What is expected: All entries below need to be written out exactly, but without their pictures.

Data shown:

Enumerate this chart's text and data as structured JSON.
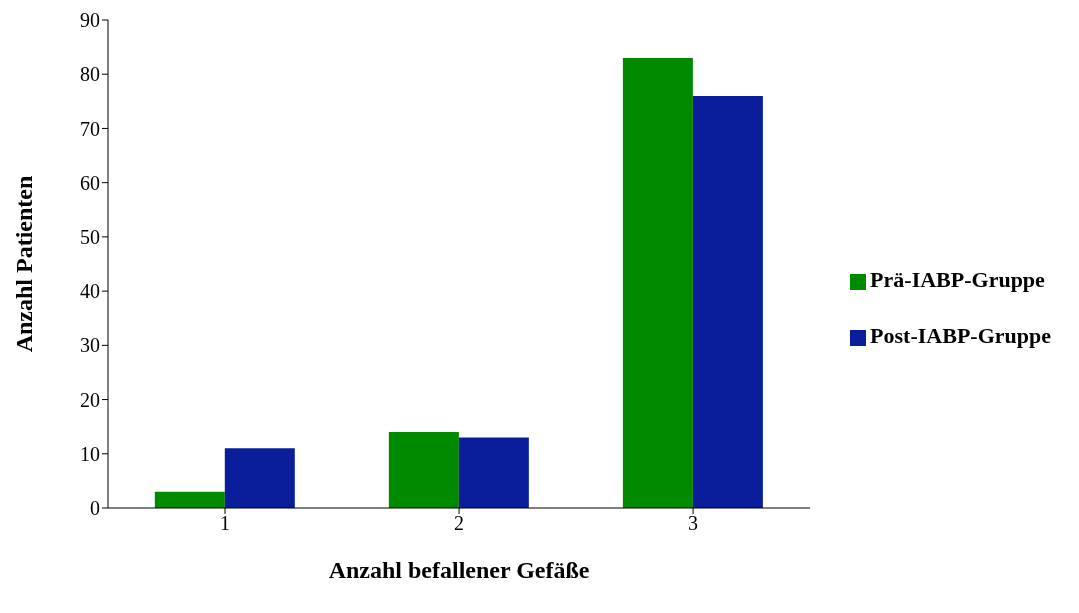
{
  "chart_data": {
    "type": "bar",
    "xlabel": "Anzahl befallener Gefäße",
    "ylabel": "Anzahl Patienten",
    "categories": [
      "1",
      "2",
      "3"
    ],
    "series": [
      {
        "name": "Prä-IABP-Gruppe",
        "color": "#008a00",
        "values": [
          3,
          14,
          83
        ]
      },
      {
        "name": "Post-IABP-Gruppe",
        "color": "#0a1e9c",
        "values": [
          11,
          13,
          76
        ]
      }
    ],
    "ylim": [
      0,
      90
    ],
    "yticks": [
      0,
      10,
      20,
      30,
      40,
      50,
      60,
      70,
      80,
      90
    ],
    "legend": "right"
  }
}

Reply:
Enumerate this chart's text and data as structured JSON.
{
  "chart_data": {
    "type": "bar",
    "xlabel": "Anzahl befallener Gefäße",
    "ylabel": "Anzahl Patienten",
    "categories": [
      "1",
      "2",
      "3"
    ],
    "series": [
      {
        "name": "Prä-IABP-Gruppe",
        "color": "#008a00",
        "values": [
          3,
          14,
          83
        ]
      },
      {
        "name": "Post-IABP-Gruppe",
        "color": "#0a1e9c",
        "values": [
          11,
          13,
          76
        ]
      }
    ],
    "ylim": [
      0,
      90
    ],
    "yticks": [
      0,
      10,
      20,
      30,
      40,
      50,
      60,
      70,
      80,
      90
    ],
    "legend": "right"
  }
}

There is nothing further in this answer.